▶ **Study questions**
**1.** Sum up the post about properties in two sentences.
**2.** According to the post about properties, which language provides no support at all for manipulating properties through methods hidden behind assignment syntax?
**3.** Repeat everything in the post about properties from "How is that" down to "was demonstrating earlier.".

Why are opCall's not implicitely assignable?

Mike Parker aldacron71 at yahoo.com
Wed Sep 27 10:43:00 PDT 2006


Ary Manzana wrote:
> Mike Parker wrote:
>> Karen Lanrap wrote:
>>
>>> Why has this to be restricted to properties?
>>> What are properties at all?
>>> Why is a member of a class that is a class with an opCall no property 
>>> of that class?
>>
>> Conceptually, properties do not belong to a class (in the programming 
>> sense of 'class') but to a class of objects (in the object oriented 
>> design sense of 'class'). People have height and weight. Cars have 
>> color. These could all be considered object properties. Can you name 
>> an object that has the property of opCall?
>>
>> At the programming level, it is convenient to directly manipulate 
>> properties, rather than working with functions which may have 
>> cumbersome or inappropriate names. But making properties public and 
>> directly accessible is error prone. So a compromise is to manipulate 
>> the properties through methods, but hide the method calls behind 
>> assignment syntax (foo.prop = 1, i = foo.prop). Some languages provide 
>> no support for this at all (C++), some have standard naming 
>> conventions for methods but no direct support (Java), and some provide 
>> direct support (C#).
>>
>> I think C# got it right, in that property syntax explicitly declares a 
>> class member as a property and only members declared as such can be 
>> manipulated as properties. D's support for properties is rather weak, 
>> IMO, in that it isn't explicit. It doesn't enforce property syntax on 
>> property manipulators only. It can also, as in this case, lead to 
>> confusion.
>>
>> Just consider that not every class method should be used with property 
>> syntax, but only those intended to manipulate properties. Property 
>> manipulators should have the name of the property you want to 
>> manipulate (it need not be the same name as the actual member 
>> variable) and should do what they need to do to set and get a property 
>> - nothing more.
>>
>> class Foo
>> {
>>    private int _bar;
>>
>>    public void bar(int newBar)
>>    {
>>       _bar = newBar;
>>    }
>>
>>    public int bar()
>>    {
>>       return _bar;
>>    }
>> }
> 
> The typical example to give a counterexample for this it the class Circle:
> 
> class Circle
> {
>     private double _radius;
> 
>     public void radius(double r) {
>          _radius = r;
>     }
> 
>     public double radius() {
>         return _radius;
>     }
> 
>     public void area(double a) {
>          _radius = sqrt(a/PI);
>     }
> 
>     public double area() {
>          return PI * _radius * _radius;
>     }
> 
>     public void perimeter(double p) {
>         _radius = p / (2*PI);
>     }
> 
>     public double perimeter() {
>         return 2 * PI * _radius;
>     }
> 
> }
> 
> So: many properties, just one variable for all of them. And you can see 
> that you can use the radius, perimeter or area as the variable, and use 
> the one you want in your implementation according to which setter/getter 
> you think is going to be used the most.

How is that a counter-example? That's exactly how properties are 
supposed to work. Each property manipulator has the name of the property 
it is intended to manipulate and they each do only what they need to do 
to get and set the property. You don't even need to have a member 
variable at all if you can get away with it.

What my example is intended to demonstrate is that you should have one 
manipulator per property action (get/set) -- not one manipulator for 
multiple properties as Karen was demonstrating earlier.

▶ **Record extracts**
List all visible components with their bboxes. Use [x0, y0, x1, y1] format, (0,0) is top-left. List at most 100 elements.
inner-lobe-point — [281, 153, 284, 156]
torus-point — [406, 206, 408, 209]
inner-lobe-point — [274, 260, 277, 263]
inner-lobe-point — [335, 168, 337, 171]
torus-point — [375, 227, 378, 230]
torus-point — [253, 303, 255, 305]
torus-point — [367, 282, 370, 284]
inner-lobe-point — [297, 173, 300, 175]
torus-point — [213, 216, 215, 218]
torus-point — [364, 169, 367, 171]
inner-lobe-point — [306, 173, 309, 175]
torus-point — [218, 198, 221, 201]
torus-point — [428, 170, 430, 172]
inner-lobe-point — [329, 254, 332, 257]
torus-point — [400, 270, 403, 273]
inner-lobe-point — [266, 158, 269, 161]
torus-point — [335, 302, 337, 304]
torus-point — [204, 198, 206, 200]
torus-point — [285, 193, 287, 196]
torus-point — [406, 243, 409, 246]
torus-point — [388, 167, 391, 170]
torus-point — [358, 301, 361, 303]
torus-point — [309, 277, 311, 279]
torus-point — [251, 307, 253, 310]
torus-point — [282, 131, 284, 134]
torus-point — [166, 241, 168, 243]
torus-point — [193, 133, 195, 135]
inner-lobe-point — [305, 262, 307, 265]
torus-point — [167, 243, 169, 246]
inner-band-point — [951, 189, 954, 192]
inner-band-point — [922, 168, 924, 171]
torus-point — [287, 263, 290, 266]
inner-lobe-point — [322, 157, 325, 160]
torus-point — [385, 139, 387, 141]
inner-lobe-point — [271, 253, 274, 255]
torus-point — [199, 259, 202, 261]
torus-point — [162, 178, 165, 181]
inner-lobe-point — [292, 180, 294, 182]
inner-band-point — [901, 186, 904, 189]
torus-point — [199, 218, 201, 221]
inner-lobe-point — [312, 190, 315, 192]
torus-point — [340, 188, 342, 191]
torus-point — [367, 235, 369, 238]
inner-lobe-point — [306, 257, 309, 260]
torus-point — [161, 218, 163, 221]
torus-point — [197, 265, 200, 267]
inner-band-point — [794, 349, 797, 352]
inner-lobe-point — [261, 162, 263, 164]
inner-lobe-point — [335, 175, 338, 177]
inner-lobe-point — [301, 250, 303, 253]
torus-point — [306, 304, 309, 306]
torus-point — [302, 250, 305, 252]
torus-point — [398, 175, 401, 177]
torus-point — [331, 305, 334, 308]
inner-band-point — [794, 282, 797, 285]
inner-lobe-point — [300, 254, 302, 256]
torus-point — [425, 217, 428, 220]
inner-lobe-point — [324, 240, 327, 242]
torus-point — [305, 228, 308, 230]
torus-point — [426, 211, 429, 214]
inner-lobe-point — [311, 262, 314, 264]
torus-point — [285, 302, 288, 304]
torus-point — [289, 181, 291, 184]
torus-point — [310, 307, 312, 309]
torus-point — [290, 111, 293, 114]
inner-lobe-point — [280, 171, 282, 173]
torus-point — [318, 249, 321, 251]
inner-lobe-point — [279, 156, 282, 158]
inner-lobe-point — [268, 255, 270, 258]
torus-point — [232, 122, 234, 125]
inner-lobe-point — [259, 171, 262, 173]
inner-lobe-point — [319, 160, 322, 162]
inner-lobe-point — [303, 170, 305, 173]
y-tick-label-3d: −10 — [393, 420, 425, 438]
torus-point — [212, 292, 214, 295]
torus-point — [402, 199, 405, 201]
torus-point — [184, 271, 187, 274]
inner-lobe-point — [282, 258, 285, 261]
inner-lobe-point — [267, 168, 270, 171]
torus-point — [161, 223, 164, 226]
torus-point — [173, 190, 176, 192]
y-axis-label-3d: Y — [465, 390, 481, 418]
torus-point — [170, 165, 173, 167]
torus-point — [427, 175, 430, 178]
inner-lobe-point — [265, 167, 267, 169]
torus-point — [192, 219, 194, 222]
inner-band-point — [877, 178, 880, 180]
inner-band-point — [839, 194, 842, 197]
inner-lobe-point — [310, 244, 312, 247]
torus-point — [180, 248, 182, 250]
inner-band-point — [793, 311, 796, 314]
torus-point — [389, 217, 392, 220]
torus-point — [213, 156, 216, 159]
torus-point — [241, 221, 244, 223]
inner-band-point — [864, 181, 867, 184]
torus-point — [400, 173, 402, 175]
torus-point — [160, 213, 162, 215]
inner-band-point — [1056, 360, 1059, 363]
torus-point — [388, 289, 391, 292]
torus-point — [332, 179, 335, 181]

▶ **Per-task answers**
**1.** Mike Parker argues that properties conceptually belong to objects and that D's support for properties is weak because it isn't explicit, unlike C#, where only members declared as properties can be manipulated as properties. Replying to Ary Manzana's Circle class, he says it is not a counterexample because each property manipulator is named for its property and only gets or sets it, and he holds that there should be one manipulator per property action rather than one for multiple properties.

**2.** C++.

**3.**
How is that a counter-example? That's exactly how properties are 
supposed to work. Each property manipulator has the name of the property 
it is intended to manipulate and they each do only what they need to do 
to get and set the property. You don't even need to have a member 
variable at all if you can get away with it.

What my example is intended to demonstrate is that you should have one 
manipulator per property action (get/set) -- not one manipulator for 
multiple properties as Karen was demonstrating earlier.